**STATED GOAL**
Retype the lines in the records below that run from the line containing "bottom-tab-bar: 社区 商城" through the line containing "smart-charge-text: 智慧充电 未预约", including both of those lines.

**DATA SHOWN**

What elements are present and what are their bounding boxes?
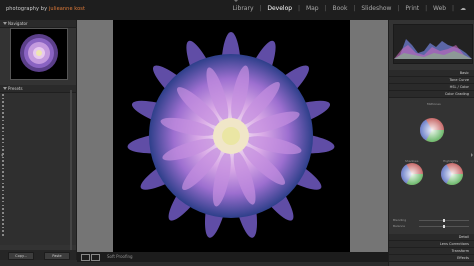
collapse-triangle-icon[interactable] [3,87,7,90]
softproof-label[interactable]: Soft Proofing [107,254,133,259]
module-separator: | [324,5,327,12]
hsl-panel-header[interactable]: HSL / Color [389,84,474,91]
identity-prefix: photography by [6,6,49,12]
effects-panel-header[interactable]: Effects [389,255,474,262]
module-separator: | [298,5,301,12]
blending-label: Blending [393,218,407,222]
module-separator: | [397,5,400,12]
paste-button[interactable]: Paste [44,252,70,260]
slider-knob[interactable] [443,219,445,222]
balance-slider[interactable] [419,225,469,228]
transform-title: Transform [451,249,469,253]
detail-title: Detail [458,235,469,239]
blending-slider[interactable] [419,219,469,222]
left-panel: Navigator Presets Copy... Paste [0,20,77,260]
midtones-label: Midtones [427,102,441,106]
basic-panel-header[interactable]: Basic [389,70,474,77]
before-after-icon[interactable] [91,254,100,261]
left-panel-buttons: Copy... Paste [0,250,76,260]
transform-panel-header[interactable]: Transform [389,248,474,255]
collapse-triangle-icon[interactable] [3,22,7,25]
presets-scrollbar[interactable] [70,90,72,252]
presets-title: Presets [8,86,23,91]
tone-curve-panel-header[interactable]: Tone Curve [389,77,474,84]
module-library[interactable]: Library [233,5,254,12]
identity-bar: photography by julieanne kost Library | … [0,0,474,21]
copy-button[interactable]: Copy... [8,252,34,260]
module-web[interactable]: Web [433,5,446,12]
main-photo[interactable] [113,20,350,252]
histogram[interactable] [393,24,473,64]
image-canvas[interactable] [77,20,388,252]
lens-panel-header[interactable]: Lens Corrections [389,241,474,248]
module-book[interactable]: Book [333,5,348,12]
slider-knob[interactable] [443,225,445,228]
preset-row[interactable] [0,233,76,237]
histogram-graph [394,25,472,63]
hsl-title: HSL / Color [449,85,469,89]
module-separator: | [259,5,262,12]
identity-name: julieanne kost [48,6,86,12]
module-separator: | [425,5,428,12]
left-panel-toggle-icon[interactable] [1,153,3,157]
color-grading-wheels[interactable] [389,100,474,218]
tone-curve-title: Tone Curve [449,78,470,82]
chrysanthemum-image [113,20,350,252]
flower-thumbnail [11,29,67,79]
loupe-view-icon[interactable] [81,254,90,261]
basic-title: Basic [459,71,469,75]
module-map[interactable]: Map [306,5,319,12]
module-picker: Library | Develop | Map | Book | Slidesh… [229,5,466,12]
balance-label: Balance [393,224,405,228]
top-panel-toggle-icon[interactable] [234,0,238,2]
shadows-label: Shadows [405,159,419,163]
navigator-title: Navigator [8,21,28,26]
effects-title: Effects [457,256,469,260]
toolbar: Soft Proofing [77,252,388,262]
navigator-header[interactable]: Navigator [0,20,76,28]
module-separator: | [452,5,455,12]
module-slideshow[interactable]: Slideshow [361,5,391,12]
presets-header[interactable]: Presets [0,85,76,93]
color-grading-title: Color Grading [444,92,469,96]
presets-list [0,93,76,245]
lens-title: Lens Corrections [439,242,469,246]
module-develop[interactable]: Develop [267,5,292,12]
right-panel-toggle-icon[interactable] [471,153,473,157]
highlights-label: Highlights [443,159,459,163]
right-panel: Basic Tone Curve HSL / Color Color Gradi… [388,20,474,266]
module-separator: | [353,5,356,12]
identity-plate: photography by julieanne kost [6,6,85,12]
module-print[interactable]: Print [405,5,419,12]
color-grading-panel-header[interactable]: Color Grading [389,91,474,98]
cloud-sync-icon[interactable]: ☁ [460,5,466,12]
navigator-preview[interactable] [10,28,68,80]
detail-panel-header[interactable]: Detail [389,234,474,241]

...

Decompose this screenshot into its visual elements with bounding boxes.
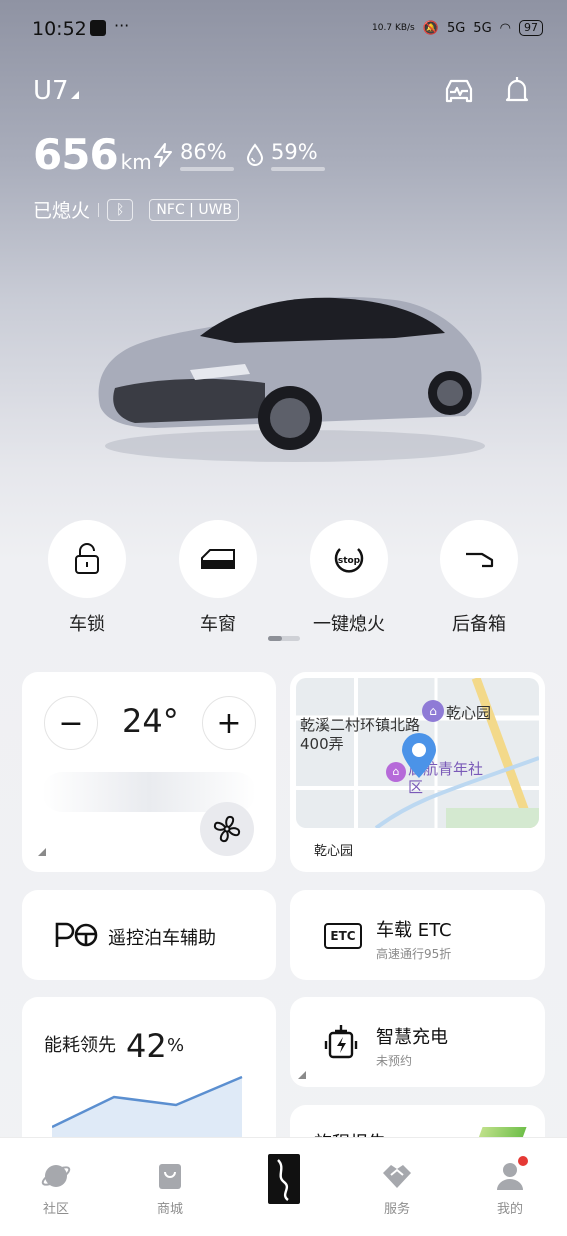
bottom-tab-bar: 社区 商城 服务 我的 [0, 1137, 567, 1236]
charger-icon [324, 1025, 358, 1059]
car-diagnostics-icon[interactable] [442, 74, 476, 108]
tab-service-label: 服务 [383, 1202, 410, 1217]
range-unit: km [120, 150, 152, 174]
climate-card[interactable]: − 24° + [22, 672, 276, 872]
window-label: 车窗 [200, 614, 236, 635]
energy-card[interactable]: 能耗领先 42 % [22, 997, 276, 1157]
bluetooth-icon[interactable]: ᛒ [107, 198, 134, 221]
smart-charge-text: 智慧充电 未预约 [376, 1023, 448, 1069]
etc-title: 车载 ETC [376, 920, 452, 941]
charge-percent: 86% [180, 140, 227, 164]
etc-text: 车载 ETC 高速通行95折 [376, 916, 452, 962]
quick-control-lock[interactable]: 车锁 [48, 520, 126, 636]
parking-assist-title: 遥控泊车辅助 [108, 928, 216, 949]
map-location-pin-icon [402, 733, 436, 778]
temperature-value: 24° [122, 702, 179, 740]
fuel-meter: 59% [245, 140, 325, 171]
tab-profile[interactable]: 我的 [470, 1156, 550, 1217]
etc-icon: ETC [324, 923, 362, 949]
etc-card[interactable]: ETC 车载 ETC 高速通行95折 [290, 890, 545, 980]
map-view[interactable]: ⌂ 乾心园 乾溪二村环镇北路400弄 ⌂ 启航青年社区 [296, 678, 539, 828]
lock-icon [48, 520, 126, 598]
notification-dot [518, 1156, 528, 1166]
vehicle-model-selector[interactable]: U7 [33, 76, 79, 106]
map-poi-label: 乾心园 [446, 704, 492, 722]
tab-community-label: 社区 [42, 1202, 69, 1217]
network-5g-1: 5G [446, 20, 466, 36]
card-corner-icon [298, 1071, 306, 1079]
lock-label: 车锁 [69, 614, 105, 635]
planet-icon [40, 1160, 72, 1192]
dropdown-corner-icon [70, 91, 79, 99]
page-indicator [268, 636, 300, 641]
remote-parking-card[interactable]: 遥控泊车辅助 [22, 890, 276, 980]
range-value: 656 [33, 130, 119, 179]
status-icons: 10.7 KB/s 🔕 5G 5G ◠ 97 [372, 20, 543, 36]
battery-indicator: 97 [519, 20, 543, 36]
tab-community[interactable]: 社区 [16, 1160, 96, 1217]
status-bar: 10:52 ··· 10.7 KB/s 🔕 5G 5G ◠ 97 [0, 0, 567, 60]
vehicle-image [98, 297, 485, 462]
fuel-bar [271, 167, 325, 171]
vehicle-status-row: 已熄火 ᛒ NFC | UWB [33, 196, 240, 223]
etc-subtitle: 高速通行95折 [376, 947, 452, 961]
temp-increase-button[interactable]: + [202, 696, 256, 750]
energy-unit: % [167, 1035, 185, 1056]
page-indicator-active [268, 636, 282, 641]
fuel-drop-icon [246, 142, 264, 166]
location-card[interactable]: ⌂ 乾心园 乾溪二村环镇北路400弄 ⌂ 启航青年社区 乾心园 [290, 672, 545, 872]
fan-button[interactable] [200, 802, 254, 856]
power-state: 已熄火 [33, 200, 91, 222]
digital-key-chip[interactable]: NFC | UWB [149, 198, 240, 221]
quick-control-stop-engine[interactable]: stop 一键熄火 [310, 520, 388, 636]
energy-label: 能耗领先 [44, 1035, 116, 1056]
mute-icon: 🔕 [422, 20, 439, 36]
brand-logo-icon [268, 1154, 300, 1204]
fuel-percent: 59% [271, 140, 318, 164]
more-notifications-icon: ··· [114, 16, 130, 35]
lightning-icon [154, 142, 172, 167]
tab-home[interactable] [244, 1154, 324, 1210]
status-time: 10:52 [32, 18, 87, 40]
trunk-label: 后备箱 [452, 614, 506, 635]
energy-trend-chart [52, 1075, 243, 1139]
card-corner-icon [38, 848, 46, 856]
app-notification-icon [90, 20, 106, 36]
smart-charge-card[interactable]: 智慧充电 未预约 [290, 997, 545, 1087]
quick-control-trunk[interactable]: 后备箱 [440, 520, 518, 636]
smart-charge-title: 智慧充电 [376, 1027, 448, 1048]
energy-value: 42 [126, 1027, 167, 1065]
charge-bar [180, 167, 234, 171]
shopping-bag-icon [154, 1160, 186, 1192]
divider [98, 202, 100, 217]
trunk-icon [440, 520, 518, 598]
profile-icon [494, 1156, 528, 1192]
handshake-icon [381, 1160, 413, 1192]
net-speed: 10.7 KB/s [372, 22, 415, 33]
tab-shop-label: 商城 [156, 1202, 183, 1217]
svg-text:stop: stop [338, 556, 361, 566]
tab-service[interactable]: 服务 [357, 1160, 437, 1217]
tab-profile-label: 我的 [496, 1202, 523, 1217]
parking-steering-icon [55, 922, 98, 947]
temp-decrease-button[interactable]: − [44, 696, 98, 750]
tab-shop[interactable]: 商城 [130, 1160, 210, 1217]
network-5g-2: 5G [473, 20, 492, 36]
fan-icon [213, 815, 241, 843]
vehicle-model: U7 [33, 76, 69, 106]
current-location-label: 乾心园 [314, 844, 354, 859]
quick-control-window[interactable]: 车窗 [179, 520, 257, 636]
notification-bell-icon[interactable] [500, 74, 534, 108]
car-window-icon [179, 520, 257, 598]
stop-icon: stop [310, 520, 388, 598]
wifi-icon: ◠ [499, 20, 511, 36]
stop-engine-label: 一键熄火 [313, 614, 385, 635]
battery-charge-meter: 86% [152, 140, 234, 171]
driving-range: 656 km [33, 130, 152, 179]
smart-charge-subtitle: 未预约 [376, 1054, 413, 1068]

**RESULT OF THE EXERCISE**
bottom-tab-bar: 社区 商城 服务 我的 [0, 1137, 567, 1236]
charger-icon [324, 1025, 358, 1059]
car-diagnostics-icon[interactable] [442, 74, 476, 108]
tab-service-label: 服务 [383, 1202, 410, 1217]
range-unit: km [120, 150, 152, 174]
climate-card[interactable]: − 24° + [22, 672, 276, 872]
window-label: 车窗 [200, 614, 236, 635]
energy-card[interactable]: 能耗领先 42 % [22, 997, 276, 1157]
bluetooth-icon[interactable]: ᛒ [107, 198, 134, 221]
smart-charge-text: 智慧充电 未预约 [376, 1023, 448, 1069]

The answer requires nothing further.